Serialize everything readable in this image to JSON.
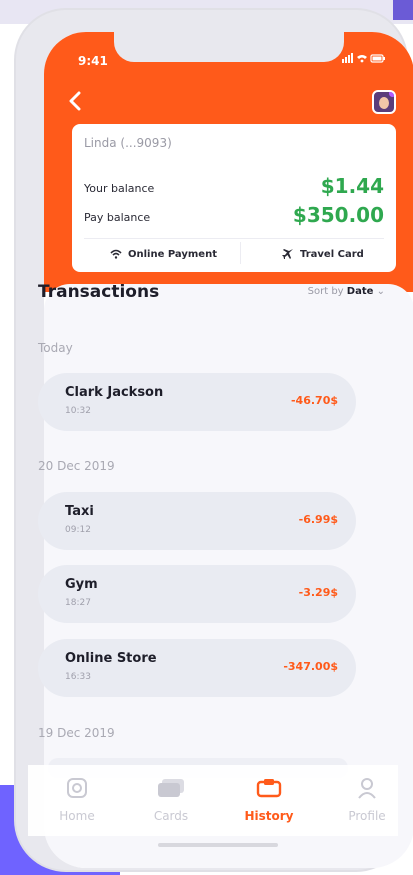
{
  "status": {
    "time": "9:41",
    "icons": "..ıl ᯤ ▭"
  },
  "account": {
    "name": "Linda (...9093)",
    "balance_label": "Your balance",
    "balance_value": "$1.44",
    "pay_label": "Pay balance",
    "pay_value": "$350.00",
    "online_payment": "Online Payment",
    "travel_card": "Travel Card"
  },
  "transactions": {
    "title": "Transactions",
    "sort_prefix": "Sort by",
    "sort_value": "Date",
    "groups": [
      {
        "date": "Today",
        "items": [
          {
            "name": "Clark Jackson",
            "time": "10:32",
            "amount": "-46.70$"
          }
        ]
      },
      {
        "date": "20 Dec 2019",
        "items": [
          {
            "name": "Taxi",
            "time": "09:12",
            "amount": "-6.99$"
          },
          {
            "name": "Gym",
            "time": "18:27",
            "amount": "-3.29$"
          },
          {
            "name": "Online Store",
            "time": "16:33",
            "amount": "-347.00$"
          }
        ]
      },
      {
        "date": "19 Dec 2019",
        "items": []
      }
    ]
  },
  "tabs": [
    {
      "label": "Home",
      "icon": "home-icon"
    },
    {
      "label": "Cards",
      "icon": "cards-icon"
    },
    {
      "label": "History",
      "icon": "history-icon",
      "active": true
    },
    {
      "label": "Profile",
      "icon": "profile-icon"
    }
  ],
  "colors": {
    "brand": "#ff5a1a",
    "positive": "#2fa84f",
    "purple": "#6f63ff"
  }
}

+---+

» **TASK REQUIREMENTS**:
Restate the listing above word for word, and skip the pictures.

» **SOLUTION TO THIS PROBLEM**:
Serialize everything readable in this image to JSON.
{
  "status": {
    "time": "9:41",
    "icons": "..ıl ᯤ ▭"
  },
  "account": {
    "name": "Linda (...9093)",
    "balance_label": "Your balance",
    "balance_value": "$1.44",
    "pay_label": "Pay balance",
    "pay_value": "$350.00",
    "online_payment": "Online Payment",
    "travel_card": "Travel Card"
  },
  "transactions": {
    "title": "Transactions",
    "sort_prefix": "Sort by",
    "sort_value": "Date",
    "groups": [
      {
        "date": "Today",
        "items": [
          {
            "name": "Clark Jackson",
            "time": "10:32",
            "amount": "-46.70$"
          }
        ]
      },
      {
        "date": "20 Dec 2019",
        "items": [
          {
            "name": "Taxi",
            "time": "09:12",
            "amount": "-6.99$"
          },
          {
            "name": "Gym",
            "time": "18:27",
            "amount": "-3.29$"
          },
          {
            "name": "Online Store",
            "time": "16:33",
            "amount": "-347.00$"
          }
        ]
      },
      {
        "date": "19 Dec 2019",
        "items": []
      }
    ]
  },
  "tabs": [
    {
      "label": "Home",
      "icon": "home-icon"
    },
    {
      "label": "Cards",
      "icon": "cards-icon"
    },
    {
      "label": "History",
      "icon": "history-icon",
      "active": true
    },
    {
      "label": "Profile",
      "icon": "profile-icon"
    }
  ],
  "colors": {
    "brand": "#ff5a1a",
    "positive": "#2fa84f",
    "purple": "#6f63ff"
  }
}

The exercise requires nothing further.